◆ **SET TASK**
Give a verbatim copy of the lines below, minus the pictures.

+++

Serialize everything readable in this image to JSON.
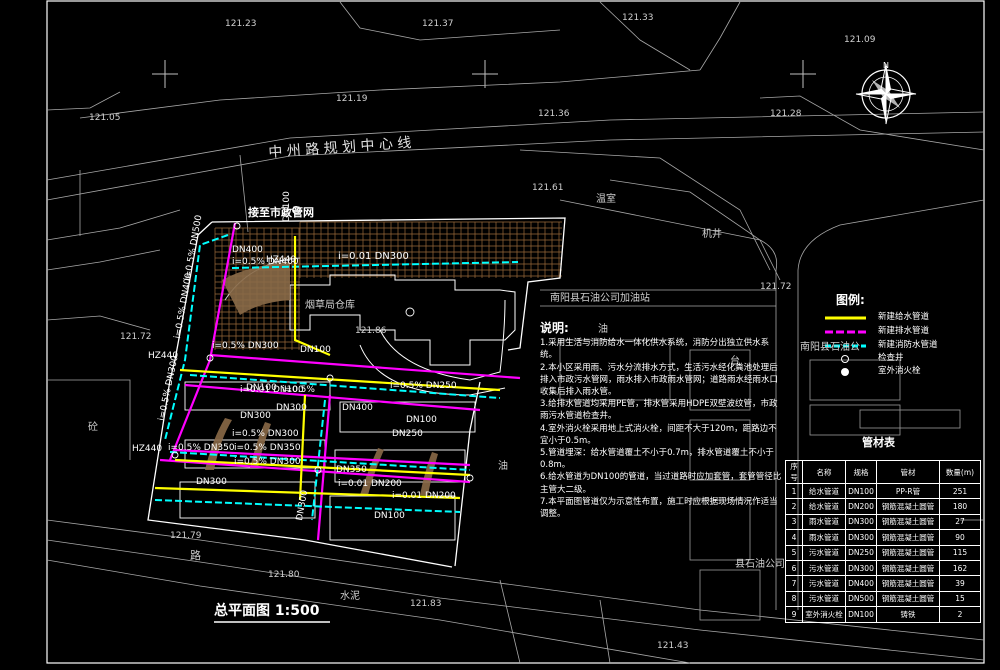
{
  "drawing_title": "总平面图  1:500",
  "road_centerline_label": "中 州 路 规 划 中 心 线",
  "connect_label": "接至市政管网",
  "site_labels": {
    "warehouse": "烟草局仓库",
    "gas_station": "南阳县石油公司加油站",
    "oil_company_right": "南阳县石油公",
    "oil_company_bottom": "县石油公司",
    "well": "机井",
    "road": "路",
    "ditch": "水泥",
    "hill": "砼",
    "oil": "油",
    "shed": "棚",
    "shed2": "温室",
    "gate": "台"
  },
  "elevations": [
    "121.23",
    "121.37",
    "121.33",
    "121.09",
    "121.19",
    "121.36",
    "121.05",
    "121.28",
    "121.61",
    "121.72",
    "121.72",
    "121.80",
    "121.83",
    "121.79",
    "121.43",
    "121.86"
  ],
  "pipes": {
    "main_dn300": "i=0.01 DN300",
    "dn400": "DN400",
    "slope_dn400": "i=0.5% DN400",
    "hz440_1": "HZ440",
    "hz440_2": "HZ440",
    "hz440_3": "HZ440",
    "dn100_v": "DN100",
    "dn500": "i=0.5% DN500",
    "dn300_v": "i=0.5% DN300",
    "dn250": "i=0.5% DN250",
    "dn100_a": "DN100",
    "slope_05": "i=0.5%",
    "dn300_a": "DN300",
    "dn300_b": "DN300",
    "dn400_b": "DN400",
    "dn250_b": "DN250",
    "dn100_b": "i=0.01 DN100",
    "dn300_c": "i=0.5% DN300",
    "dn350": "i=0.5% DN350",
    "dn300_d": "i=0.5% DN300",
    "dn200": "i=0.01 DN200",
    "dn350_b": "i=0.5% DN350",
    "dn200_b": "i=0.01 DN200",
    "dn300_e": "DN300",
    "dn300_f": "DN300",
    "dn100_c": "DN100",
    "dn100_d": "DN100",
    "dn100_e": "DN100",
    "dn400_v": "i=0.5% DN400",
    "dn300_g": "i=0.5% DN300",
    "dn350_c": "DN350"
  },
  "legend": {
    "title": "图例:",
    "items": [
      {
        "label": "新建给水管道",
        "color": "#ffff00"
      },
      {
        "label": "新建排水管道",
        "color": "#ff00ff"
      },
      {
        "label": "新建消防水管道",
        "color": "#00ffff"
      },
      {
        "label": "检查井",
        "color": "#ffffff"
      },
      {
        "label": "室外消火栓",
        "color": "#ffffff"
      }
    ]
  },
  "notes": {
    "title": "说明:",
    "items": [
      "1.采用生活与消防给水一体化供水系统，消防分出独立供水系统。",
      "2.本小区采用雨、污水分流排水方式，生活污水经化粪池处理后排入市政污水管网，雨水排入市政雨水管网；道路雨水经雨水口收集后排入雨水管。",
      "3.给排水管道均采用PE管，排水管采用HDPE双壁波纹管，市政雨污水管道检查井。",
      "4.室外消火栓采用地上式消火栓，间距不大于120m，距路边不宜小于0.5m。",
      "5.管道埋深：给水管道覆土不小于0.7m，排水管道覆土不小于0.8m。",
      "6.给水管道为DN100的管道，当过道路时应加套管，套管管径比主管大二级。",
      "7.本平面图管道仅为示意性布置，施工时应根据现场情况作适当调整。"
    ]
  },
  "materials": {
    "title": "管材表",
    "headers": [
      "序号",
      "名称",
      "规格",
      "管材",
      "数量(m)"
    ],
    "rows": [
      [
        "1",
        "给水管道",
        "DN100",
        "PP-R管",
        "251"
      ],
      [
        "2",
        "给水管道",
        "DN200",
        "钢筋混凝土圆管",
        "180"
      ],
      [
        "3",
        "雨水管道",
        "DN300",
        "钢筋混凝土圆管",
        "27"
      ],
      [
        "4",
        "雨水管道",
        "DN300",
        "钢筋混凝土圆管",
        "90"
      ],
      [
        "5",
        "污水管道",
        "DN250",
        "钢筋混凝土圆管",
        "115"
      ],
      [
        "6",
        "污水管道",
        "DN300",
        "钢筋混凝土圆管",
        "162"
      ],
      [
        "7",
        "污水管道",
        "DN400",
        "钢筋混凝土圆管",
        "39"
      ],
      [
        "8",
        "污水管道",
        "DN500",
        "钢筋混凝土圆管",
        "15"
      ],
      [
        "9",
        "室外消火栓",
        "DN100",
        "铸铁",
        "2"
      ]
    ]
  },
  "colors": {
    "water": "#ffff00",
    "drain": "#ff00ff",
    "fire": "#00ffff",
    "grid": "#9a6a3a",
    "line": "#bfbfbf",
    "frame": "#ffffff"
  }
}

+++

◆ **ANSWER TO THIS TASK**
Serialize everything readable in this image to JSON.
{
  "drawing_title": "总平面图  1:500",
  "road_centerline_label": "中 州 路 规 划 中 心 线",
  "connect_label": "接至市政管网",
  "site_labels": {
    "warehouse": "烟草局仓库",
    "gas_station": "南阳县石油公司加油站",
    "oil_company_right": "南阳县石油公",
    "oil_company_bottom": "县石油公司",
    "well": "机井",
    "road": "路",
    "ditch": "水泥",
    "hill": "砼",
    "oil": "油",
    "shed": "棚",
    "shed2": "温室",
    "gate": "台"
  },
  "elevations": [
    "121.23",
    "121.37",
    "121.33",
    "121.09",
    "121.19",
    "121.36",
    "121.05",
    "121.28",
    "121.61",
    "121.72",
    "121.72",
    "121.80",
    "121.83",
    "121.79",
    "121.43",
    "121.86"
  ],
  "pipes": {
    "main_dn300": "i=0.01 DN300",
    "dn400": "DN400",
    "slope_dn400": "i=0.5% DN400",
    "hz440_1": "HZ440",
    "hz440_2": "HZ440",
    "hz440_3": "HZ440",
    "dn100_v": "DN100",
    "dn500": "i=0.5% DN500",
    "dn300_v": "i=0.5% DN300",
    "dn250": "i=0.5% DN250",
    "dn100_a": "DN100",
    "slope_05": "i=0.5%",
    "dn300_a": "DN300",
    "dn300_b": "DN300",
    "dn400_b": "DN400",
    "dn250_b": "DN250",
    "dn100_b": "i=0.01 DN100",
    "dn300_c": "i=0.5% DN300",
    "dn350": "i=0.5% DN350",
    "dn300_d": "i=0.5% DN300",
    "dn200": "i=0.01 DN200",
    "dn350_b": "i=0.5% DN350",
    "dn200_b": "i=0.01 DN200",
    "dn300_e": "DN300",
    "dn300_f": "DN300",
    "dn100_c": "DN100",
    "dn100_d": "DN100",
    "dn100_e": "DN100",
    "dn400_v": "i=0.5% DN400",
    "dn300_g": "i=0.5% DN300",
    "dn350_c": "DN350"
  },
  "legend": {
    "title": "图例:",
    "items": [
      {
        "label": "新建给水管道",
        "color": "#ffff00"
      },
      {
        "label": "新建排水管道",
        "color": "#ff00ff"
      },
      {
        "label": "新建消防水管道",
        "color": "#00ffff"
      },
      {
        "label": "检查井",
        "color": "#ffffff"
      },
      {
        "label": "室外消火栓",
        "color": "#ffffff"
      }
    ]
  },
  "notes": {
    "title": "说明:",
    "items": [
      "1.采用生活与消防给水一体化供水系统，消防分出独立供水系统。",
      "2.本小区采用雨、污水分流排水方式，生活污水经化粪池处理后排入市政污水管网，雨水排入市政雨水管网；道路雨水经雨水口收集后排入雨水管。",
      "3.给排水管道均采用PE管，排水管采用HDPE双壁波纹管，市政雨污水管道检查井。",
      "4.室外消火栓采用地上式消火栓，间距不大于120m，距路边不宜小于0.5m。",
      "5.管道埋深：给水管道覆土不小于0.7m，排水管道覆土不小于0.8m。",
      "6.给水管道为DN100的管道，当过道路时应加套管，套管管径比主管大二级。",
      "7.本平面图管道仅为示意性布置，施工时应根据现场情况作适当调整。"
    ]
  },
  "materials": {
    "title": "管材表",
    "headers": [
      "序号",
      "名称",
      "规格",
      "管材",
      "数量(m)"
    ],
    "rows": [
      [
        "1",
        "给水管道",
        "DN100",
        "PP-R管",
        "251"
      ],
      [
        "2",
        "给水管道",
        "DN200",
        "钢筋混凝土圆管",
        "180"
      ],
      [
        "3",
        "雨水管道",
        "DN300",
        "钢筋混凝土圆管",
        "27"
      ],
      [
        "4",
        "雨水管道",
        "DN300",
        "钢筋混凝土圆管",
        "90"
      ],
      [
        "5",
        "污水管道",
        "DN250",
        "钢筋混凝土圆管",
        "115"
      ],
      [
        "6",
        "污水管道",
        "DN300",
        "钢筋混凝土圆管",
        "162"
      ],
      [
        "7",
        "污水管道",
        "DN400",
        "钢筋混凝土圆管",
        "39"
      ],
      [
        "8",
        "污水管道",
        "DN500",
        "钢筋混凝土圆管",
        "15"
      ],
      [
        "9",
        "室外消火栓",
        "DN100",
        "铸铁",
        "2"
      ]
    ]
  },
  "colors": {
    "water": "#ffff00",
    "drain": "#ff00ff",
    "fire": "#00ffff",
    "grid": "#9a6a3a",
    "line": "#bfbfbf",
    "frame": "#ffffff"
  }
}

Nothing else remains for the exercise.